A bola está com Sanders
No debate democrata de domingo, que terá transmissão exclusiva com tradução simultânea na CNN Brasil, cabe ao senador mirar em Biden ou em Trump
É o ex-vice-presidente Joe Biden quem lidera as primárias democratas. Paradoxalmente, será o senador Bernie Sanders quem definirá o rumo do debate desta noite em Washington, transmitido pela CNN Internacional a partir de 21h, e pela CNN Brasil, com tradução simultânea, às 23h (horários de Brasília). Cabe a Sanders decidir se usa o debate para tentar virar a mesa ou para reagrupar os democratas em torno do objetivo comum de derrotar o presidente Donald Trump em novembro.
No dia seguinte a mais uma derrota expressiva na “Miniterça”, quando a distância entre ele e Biden aumentou de 100 para 150 delegados aproximadamente, Sanders prometeu pressionar o seu adversário no debate de hoje, com perguntas como: “Joe, você votaria contra uma proposta de saúde pública universal?”
O senador tem usado outros argumentos, como por exemplo que, quando vice de Barack Obama (2009-2016), Biden defendeu a destinação de recursos públicos para evitar a quebra de bancos, no calor da crise financeira de 2008/2009. A acusação pode cair bem na fatia mais à esquerda do eleitorado, mas, como ficou provado nas primárias, essa fatia representa no máximo um terço.
Sanders liderou inicialmente porque o campo moderado estava muito disputado. As vitórias contundentes de Biden na Carolina do Sul, dia 29, e na Superterça, dia 3, seguidas da desistência de todos os outros candidatos moderados, transformaram o ex-vice em favorito.
Nesse sentido, o Michigan traz uma lição importante: no berço da indústria automobilística, o eleitorado branco sem diploma e sindicalizado preferiu Biden a Sanders, que havia ali derrotado Hillary Clinton, ainda que por pequena margem, em 2016. Entre a retórica socialista de Sanders e o slogan da campanha à reeleição de Obama em 2012, “Bin Laden está morto e a General Motors está viva”, os democratas do Michigan preferem o segundo. De maneira que, lembrar que Biden atuou para resgatar as grandes empresas pode funcionar mais como apoio do que acusação.
Nesse momento em que os americanos acordam para a realidade potencialmente dramática do coronavírus, a saúde tende a se tornar um tema central nesse debate. Em oposição à proposta de Sanders de um modelo “europeu” ou “canadense” de saúde pública universal, Biden defende a continuidade, com correções, da Lei de Atendimento Acessível, mais conhecida como Obamacare.
“Aqui não é o Canadá”, tem repetido Biden, argumentando que o contribuinte americano não vai querer trocar a livre escolha de um plano de saúde privado pelo aumento de impostos para custear uma rede pública universal.
O Obamacare introduziu desincentivos tributários para aqueles americanos — que ainda somam 27 milhões — que não têm plano de saúde. Ele também instituiu uma regulação semelhante à do Brasil para garantir a cobertura de doenças preexistentes, e um sistema de subsídio cruzado para que as empresas ofereçam convênios aos seus funcionários e os mais pobres também possam ter um plano.

## Dados registrados

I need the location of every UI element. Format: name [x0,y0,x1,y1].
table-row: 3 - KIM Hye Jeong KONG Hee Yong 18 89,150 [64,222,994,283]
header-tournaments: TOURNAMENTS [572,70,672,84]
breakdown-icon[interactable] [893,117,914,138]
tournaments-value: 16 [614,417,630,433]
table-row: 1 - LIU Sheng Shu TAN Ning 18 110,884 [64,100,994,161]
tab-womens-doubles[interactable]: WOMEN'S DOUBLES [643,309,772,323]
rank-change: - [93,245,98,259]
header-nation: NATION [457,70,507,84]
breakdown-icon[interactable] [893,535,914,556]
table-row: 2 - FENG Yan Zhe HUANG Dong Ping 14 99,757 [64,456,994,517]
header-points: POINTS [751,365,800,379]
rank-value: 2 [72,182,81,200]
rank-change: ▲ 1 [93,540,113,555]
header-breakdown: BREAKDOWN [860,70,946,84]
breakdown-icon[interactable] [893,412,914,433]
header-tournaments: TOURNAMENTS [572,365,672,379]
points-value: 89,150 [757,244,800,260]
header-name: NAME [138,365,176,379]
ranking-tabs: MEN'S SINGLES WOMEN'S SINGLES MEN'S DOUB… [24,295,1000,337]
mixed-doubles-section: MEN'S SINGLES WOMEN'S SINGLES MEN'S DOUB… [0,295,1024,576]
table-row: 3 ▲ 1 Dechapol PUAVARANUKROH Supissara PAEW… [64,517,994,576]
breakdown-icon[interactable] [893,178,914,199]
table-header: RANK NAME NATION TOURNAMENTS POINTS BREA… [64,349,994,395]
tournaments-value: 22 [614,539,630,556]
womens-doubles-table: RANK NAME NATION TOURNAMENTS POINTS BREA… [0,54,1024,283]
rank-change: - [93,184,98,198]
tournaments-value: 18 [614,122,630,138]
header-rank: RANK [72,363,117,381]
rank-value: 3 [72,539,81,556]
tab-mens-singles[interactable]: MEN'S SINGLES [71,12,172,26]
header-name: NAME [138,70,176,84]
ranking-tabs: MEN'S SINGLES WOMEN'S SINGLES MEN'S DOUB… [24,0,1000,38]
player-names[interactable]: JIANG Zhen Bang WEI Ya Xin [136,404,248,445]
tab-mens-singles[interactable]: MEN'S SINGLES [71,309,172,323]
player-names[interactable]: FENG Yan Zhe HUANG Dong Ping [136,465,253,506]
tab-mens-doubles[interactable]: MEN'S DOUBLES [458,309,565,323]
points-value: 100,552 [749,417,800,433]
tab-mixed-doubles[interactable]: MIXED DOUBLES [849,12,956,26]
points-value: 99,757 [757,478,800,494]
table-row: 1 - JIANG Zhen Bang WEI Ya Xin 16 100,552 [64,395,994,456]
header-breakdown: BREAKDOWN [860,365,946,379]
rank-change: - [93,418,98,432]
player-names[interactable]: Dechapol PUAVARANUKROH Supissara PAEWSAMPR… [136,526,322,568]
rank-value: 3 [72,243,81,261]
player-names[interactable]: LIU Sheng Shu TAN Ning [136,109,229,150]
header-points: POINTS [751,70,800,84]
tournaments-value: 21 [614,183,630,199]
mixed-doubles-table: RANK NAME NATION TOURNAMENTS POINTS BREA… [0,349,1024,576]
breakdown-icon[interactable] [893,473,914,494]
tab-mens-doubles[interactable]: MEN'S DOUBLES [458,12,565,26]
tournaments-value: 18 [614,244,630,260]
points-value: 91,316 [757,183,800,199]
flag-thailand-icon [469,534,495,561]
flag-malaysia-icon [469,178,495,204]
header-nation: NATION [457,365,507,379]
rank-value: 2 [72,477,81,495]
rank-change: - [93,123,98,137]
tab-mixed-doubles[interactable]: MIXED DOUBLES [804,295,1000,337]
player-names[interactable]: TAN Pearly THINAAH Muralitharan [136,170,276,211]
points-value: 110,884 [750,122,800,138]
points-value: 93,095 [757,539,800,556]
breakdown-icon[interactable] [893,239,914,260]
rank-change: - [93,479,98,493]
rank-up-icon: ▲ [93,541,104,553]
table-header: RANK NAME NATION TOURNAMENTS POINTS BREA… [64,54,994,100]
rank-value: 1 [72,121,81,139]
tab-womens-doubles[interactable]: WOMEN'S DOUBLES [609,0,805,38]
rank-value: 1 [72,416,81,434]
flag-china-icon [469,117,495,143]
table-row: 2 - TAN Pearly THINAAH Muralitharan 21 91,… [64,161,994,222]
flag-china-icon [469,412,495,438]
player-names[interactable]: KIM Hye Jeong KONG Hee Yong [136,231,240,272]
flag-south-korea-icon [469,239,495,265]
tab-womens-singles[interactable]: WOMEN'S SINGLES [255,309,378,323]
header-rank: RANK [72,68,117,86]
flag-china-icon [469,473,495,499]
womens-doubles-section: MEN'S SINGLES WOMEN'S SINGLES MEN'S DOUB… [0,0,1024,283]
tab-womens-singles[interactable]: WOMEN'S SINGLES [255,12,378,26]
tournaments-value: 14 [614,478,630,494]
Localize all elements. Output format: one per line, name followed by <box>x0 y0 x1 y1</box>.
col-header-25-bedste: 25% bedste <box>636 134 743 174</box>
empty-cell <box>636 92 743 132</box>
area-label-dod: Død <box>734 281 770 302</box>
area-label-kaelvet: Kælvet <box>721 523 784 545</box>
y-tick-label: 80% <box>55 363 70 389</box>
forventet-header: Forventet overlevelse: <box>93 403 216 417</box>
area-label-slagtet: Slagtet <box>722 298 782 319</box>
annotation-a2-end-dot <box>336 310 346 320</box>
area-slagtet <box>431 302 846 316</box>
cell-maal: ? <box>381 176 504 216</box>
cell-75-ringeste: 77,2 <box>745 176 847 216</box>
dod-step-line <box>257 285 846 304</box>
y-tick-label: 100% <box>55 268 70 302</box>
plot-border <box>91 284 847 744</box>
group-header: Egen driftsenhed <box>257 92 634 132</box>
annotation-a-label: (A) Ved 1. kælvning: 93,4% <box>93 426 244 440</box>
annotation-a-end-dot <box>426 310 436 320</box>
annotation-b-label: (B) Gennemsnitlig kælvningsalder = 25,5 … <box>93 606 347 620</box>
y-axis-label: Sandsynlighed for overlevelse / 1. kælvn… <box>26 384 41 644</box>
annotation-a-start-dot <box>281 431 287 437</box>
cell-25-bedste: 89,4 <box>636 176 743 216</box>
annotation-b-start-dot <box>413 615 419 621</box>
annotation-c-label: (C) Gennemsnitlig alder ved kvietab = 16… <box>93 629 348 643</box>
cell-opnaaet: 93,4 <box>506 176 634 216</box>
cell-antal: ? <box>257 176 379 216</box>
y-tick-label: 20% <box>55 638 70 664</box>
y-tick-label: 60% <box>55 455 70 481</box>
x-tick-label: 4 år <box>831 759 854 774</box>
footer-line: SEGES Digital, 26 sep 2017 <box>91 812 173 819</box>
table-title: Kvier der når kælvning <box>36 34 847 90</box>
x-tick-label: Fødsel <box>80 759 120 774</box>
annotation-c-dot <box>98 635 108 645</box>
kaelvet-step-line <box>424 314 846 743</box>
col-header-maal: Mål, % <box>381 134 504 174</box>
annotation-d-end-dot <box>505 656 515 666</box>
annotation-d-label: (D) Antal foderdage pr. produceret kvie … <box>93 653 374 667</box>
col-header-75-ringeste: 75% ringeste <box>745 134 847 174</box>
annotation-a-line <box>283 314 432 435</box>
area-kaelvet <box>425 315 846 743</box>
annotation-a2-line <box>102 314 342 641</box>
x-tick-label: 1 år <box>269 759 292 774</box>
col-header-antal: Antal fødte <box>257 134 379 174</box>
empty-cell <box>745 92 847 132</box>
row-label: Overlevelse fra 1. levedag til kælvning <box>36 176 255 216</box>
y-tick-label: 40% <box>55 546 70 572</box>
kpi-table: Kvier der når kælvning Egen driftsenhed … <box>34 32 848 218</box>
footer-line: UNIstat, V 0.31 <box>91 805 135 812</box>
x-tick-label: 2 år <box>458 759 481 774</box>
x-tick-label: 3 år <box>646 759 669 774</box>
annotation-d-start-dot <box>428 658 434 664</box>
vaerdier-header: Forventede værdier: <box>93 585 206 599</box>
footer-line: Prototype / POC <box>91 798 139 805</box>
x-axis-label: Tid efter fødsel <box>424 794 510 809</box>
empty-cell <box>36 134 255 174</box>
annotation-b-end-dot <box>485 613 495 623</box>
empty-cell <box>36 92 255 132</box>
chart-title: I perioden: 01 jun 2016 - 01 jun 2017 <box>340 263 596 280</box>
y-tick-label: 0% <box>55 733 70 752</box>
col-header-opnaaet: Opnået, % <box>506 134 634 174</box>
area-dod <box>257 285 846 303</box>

## Lista de tarefas
• A. Segundo o trecho do documento, por que lembrar que Biden atuou para resgatar as grandes empresas pode funcionar mais como apoio do que como acusação? Responda em até três frases.
• B. Liste todos os políticos americanos mencionados pelo nome no trecho do documento.

## Lista de respostas
• A. No Michigan, berço da indústria automobilística, o eleitorado branco sem diploma e sindicalizado preferiu Biden a Sanders. Os democratas do estado preferem o slogan da campanha de reeleição de Obama em 2012, "Bin Laden está morto e a General Motors está viva", à retórica socialista de Sanders.

• B.
- Joe Biden
- Bernie Sanders
- Donald Trump
- Barack Obama
- Hillary Clinton